Source data:
▼

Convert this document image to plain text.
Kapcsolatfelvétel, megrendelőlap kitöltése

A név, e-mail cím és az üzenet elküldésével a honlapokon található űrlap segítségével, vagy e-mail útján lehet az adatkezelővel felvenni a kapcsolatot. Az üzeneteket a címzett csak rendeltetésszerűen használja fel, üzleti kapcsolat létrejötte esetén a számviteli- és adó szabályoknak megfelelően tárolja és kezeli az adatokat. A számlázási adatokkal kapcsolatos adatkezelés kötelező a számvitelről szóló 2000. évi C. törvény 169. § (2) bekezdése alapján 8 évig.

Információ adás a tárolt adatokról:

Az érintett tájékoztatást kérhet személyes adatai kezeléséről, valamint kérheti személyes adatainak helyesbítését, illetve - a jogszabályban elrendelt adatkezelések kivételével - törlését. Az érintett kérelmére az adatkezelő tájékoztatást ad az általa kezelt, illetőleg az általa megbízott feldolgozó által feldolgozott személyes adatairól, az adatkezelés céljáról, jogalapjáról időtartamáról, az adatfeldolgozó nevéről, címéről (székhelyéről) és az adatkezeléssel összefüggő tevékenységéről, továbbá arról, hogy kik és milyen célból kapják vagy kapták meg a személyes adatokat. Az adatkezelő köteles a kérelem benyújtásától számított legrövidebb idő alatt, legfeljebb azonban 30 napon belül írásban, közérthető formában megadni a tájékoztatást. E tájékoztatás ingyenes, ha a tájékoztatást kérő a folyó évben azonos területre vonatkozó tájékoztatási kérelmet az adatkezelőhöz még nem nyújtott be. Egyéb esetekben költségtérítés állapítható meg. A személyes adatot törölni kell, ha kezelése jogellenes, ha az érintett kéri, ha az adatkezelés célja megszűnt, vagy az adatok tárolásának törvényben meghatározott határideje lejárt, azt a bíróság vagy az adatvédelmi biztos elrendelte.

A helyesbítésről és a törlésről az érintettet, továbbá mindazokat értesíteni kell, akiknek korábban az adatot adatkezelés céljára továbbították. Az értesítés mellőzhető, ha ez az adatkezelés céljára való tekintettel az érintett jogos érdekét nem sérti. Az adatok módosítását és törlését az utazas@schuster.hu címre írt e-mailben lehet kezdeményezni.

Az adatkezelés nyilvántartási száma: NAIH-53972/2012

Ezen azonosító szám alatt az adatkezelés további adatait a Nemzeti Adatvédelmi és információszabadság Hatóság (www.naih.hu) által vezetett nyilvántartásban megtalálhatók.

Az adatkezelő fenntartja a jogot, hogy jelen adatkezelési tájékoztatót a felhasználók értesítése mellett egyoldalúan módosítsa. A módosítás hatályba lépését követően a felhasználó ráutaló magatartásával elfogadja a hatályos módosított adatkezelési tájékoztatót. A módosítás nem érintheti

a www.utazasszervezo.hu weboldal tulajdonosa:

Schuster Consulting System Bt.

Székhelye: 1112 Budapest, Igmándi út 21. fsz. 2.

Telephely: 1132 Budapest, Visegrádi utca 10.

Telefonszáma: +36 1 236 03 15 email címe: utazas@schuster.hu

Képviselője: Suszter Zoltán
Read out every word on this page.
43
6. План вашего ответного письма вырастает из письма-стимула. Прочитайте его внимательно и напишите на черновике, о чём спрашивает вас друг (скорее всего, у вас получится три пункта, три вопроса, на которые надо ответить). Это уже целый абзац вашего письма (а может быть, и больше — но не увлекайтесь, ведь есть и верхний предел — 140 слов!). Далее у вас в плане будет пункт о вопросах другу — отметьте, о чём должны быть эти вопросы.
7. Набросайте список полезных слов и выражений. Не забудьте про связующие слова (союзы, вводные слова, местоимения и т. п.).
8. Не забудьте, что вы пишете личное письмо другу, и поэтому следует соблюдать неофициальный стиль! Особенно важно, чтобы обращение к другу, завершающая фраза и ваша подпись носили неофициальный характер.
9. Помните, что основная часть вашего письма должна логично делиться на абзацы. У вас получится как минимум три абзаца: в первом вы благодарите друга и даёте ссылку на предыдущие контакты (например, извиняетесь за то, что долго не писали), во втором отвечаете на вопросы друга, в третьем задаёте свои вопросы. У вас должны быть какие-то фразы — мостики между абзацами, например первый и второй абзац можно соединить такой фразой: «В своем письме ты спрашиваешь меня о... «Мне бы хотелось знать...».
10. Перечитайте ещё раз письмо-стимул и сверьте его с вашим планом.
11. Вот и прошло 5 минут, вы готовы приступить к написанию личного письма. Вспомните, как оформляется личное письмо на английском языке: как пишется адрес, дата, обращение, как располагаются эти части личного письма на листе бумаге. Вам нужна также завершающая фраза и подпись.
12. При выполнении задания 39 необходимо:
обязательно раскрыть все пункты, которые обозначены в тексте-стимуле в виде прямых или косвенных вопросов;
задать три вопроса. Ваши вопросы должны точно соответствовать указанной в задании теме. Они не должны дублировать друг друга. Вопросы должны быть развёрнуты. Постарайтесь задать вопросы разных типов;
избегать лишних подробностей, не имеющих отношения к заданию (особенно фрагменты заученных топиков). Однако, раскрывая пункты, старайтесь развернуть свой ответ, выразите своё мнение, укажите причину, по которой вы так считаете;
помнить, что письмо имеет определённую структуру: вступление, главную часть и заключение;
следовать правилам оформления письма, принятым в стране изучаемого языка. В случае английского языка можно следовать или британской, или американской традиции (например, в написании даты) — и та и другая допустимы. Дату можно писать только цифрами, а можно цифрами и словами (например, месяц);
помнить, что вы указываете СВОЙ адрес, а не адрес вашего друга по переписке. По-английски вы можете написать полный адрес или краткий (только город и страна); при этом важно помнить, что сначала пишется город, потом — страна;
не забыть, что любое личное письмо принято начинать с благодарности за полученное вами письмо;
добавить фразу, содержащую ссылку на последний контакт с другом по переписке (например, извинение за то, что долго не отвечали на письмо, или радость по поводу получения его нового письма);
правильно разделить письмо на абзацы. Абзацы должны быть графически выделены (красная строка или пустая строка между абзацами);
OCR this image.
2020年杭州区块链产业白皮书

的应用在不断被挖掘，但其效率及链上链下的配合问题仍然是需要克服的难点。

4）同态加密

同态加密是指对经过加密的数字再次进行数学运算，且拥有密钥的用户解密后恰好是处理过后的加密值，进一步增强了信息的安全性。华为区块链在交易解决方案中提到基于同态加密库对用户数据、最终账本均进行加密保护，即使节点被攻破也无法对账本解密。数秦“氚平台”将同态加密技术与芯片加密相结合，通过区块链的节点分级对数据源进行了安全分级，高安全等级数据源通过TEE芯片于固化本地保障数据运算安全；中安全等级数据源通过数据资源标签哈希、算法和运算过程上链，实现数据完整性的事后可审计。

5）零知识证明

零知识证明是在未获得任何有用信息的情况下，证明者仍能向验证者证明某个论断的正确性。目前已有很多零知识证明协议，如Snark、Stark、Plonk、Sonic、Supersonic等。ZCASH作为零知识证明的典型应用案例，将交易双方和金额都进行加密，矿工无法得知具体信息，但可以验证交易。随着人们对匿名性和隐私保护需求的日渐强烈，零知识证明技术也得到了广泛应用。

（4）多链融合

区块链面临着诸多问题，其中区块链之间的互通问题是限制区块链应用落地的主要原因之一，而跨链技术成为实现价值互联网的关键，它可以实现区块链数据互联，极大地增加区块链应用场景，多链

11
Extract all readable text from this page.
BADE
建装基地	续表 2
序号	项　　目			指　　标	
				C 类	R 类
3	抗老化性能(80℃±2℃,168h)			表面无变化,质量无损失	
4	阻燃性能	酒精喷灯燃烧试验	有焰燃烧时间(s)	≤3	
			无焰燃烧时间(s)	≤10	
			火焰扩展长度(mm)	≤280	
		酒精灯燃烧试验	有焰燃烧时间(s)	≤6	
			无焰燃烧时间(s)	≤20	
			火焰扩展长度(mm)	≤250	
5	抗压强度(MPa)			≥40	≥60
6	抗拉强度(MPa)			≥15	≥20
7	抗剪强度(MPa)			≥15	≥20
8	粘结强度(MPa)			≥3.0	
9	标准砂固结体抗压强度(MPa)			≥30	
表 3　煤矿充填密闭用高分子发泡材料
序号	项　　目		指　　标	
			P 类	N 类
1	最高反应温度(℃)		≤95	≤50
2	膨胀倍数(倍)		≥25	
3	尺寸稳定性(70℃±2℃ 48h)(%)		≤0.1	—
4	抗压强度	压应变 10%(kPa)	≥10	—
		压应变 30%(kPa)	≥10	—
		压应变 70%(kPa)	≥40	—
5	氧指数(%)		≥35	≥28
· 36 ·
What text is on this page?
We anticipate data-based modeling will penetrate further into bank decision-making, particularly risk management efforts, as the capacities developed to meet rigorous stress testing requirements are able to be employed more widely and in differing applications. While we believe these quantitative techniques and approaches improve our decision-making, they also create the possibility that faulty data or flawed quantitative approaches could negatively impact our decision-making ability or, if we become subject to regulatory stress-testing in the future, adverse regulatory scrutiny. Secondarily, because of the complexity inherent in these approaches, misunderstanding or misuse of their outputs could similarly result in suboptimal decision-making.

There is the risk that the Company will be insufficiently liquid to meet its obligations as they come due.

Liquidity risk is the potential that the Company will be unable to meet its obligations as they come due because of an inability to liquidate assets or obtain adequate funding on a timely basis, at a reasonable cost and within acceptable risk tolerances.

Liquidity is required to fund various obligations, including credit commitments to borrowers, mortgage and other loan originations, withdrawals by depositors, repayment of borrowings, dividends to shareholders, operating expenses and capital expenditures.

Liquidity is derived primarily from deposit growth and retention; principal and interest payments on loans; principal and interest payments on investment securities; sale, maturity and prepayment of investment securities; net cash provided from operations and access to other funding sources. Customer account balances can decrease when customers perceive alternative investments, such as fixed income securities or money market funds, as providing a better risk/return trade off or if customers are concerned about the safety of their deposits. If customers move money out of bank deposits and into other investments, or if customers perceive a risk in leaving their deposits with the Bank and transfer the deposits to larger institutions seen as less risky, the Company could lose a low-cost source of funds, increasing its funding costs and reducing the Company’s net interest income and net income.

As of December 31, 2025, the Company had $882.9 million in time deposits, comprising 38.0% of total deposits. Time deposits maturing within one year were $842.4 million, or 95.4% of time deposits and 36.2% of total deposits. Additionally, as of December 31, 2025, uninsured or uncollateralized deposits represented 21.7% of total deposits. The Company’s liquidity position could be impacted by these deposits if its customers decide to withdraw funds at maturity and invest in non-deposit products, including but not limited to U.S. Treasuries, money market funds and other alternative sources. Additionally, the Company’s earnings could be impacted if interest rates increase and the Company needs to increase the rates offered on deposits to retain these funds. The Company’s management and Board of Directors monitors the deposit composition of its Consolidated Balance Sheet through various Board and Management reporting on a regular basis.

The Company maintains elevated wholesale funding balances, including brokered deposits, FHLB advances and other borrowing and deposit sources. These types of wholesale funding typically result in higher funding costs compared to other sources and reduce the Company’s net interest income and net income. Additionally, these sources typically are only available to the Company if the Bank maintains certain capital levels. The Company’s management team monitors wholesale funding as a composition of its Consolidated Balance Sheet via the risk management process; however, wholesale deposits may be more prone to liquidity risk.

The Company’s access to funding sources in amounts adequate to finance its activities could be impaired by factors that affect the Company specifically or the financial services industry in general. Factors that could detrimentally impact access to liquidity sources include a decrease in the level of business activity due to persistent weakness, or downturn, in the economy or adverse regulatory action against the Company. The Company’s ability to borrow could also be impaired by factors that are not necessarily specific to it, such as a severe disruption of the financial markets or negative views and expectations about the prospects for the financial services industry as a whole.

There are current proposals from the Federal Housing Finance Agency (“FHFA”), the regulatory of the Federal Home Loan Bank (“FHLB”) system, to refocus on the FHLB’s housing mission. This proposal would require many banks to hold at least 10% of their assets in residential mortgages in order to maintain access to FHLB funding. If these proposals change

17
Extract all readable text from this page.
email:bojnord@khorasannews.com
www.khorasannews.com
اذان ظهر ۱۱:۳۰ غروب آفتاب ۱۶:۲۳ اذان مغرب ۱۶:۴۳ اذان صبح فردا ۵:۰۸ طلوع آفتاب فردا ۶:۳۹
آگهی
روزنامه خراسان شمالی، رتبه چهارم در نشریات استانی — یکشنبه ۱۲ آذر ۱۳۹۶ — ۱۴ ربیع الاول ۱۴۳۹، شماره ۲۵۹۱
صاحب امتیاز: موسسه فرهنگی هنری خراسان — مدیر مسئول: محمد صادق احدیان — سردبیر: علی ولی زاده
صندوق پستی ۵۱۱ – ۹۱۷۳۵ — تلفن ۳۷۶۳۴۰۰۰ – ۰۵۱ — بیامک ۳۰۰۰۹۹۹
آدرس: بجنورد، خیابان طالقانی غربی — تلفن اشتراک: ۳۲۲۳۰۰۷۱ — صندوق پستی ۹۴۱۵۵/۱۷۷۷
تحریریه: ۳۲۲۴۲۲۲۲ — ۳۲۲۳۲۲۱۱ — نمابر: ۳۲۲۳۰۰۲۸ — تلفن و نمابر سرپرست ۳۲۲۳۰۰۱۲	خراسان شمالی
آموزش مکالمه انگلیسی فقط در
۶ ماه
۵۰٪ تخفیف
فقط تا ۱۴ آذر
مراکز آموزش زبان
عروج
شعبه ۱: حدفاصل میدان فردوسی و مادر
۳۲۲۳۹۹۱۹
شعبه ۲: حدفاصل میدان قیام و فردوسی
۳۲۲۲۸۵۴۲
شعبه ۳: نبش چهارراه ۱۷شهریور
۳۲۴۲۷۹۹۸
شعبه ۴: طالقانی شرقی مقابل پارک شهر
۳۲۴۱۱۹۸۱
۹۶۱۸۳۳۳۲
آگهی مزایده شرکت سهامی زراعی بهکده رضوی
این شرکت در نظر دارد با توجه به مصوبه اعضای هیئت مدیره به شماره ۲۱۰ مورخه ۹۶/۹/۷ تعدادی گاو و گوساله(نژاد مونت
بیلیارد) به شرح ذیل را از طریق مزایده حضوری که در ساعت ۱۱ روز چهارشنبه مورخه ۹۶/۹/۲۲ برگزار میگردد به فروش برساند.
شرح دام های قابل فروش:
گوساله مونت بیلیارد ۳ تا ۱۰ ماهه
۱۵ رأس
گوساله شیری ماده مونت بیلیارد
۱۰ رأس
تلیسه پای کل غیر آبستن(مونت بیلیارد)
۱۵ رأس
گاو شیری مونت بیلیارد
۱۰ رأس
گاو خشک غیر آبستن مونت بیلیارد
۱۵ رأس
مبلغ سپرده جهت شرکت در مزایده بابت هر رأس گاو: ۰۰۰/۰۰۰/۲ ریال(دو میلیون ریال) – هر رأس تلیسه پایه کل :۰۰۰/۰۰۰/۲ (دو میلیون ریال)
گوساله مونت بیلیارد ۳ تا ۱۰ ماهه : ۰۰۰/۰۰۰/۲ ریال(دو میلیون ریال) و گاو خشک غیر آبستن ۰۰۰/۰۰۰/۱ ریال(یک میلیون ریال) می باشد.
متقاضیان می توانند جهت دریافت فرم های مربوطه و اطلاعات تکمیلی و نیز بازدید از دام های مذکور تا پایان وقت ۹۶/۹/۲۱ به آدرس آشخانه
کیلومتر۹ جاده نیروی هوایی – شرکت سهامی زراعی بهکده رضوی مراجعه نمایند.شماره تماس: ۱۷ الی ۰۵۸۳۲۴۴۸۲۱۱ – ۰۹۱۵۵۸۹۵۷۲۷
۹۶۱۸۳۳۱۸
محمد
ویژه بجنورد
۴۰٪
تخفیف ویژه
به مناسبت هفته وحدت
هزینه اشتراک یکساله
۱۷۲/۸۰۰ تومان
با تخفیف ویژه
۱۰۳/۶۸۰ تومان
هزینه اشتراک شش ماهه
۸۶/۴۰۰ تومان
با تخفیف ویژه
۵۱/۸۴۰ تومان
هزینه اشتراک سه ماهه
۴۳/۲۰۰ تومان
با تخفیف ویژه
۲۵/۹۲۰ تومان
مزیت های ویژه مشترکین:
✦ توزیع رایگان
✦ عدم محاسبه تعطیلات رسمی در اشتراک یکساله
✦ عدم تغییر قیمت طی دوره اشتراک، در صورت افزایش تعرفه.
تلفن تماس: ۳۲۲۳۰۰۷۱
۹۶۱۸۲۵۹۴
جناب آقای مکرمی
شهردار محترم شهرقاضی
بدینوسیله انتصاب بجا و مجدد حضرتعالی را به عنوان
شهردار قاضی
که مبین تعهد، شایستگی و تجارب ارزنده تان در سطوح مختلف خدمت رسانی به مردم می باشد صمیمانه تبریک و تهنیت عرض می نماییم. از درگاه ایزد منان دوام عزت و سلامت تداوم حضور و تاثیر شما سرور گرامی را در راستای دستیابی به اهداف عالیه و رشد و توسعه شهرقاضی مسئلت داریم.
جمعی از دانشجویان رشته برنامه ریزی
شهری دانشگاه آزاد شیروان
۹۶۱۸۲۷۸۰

▲

→ **Your goal**
Find the lines holding "مونت" and list every one.

→ **Exercise result**
این شرکت در نظر دارد با توجه به مصوبه اعضای هیئت مدیره به شماره ۲۱۰ مورخه ۹۶/۹/۷ تعدادی گاو و گوساله(نژاد مونت
گوساله مونت بیلیارد ۳ تا ۱۰ ماهه
گوساله شیری ماده مونت بیلیارد
تلیسه پای کل غیر آبستن(مونت بیلیارد)
گاو شیری مونت بیلیارد
گاو خشک غیر آبستن مونت بیلیارد
گوساله مونت بیلیارد ۳ تا ۱۰ ماهه : ۰۰۰/۰۰۰/۲ ریال(دو میلیون ریال) و گاو خشک غیر آبستن ۰۰۰/۰۰۰/۱ ریال(یک میلیون ریال) می باشد.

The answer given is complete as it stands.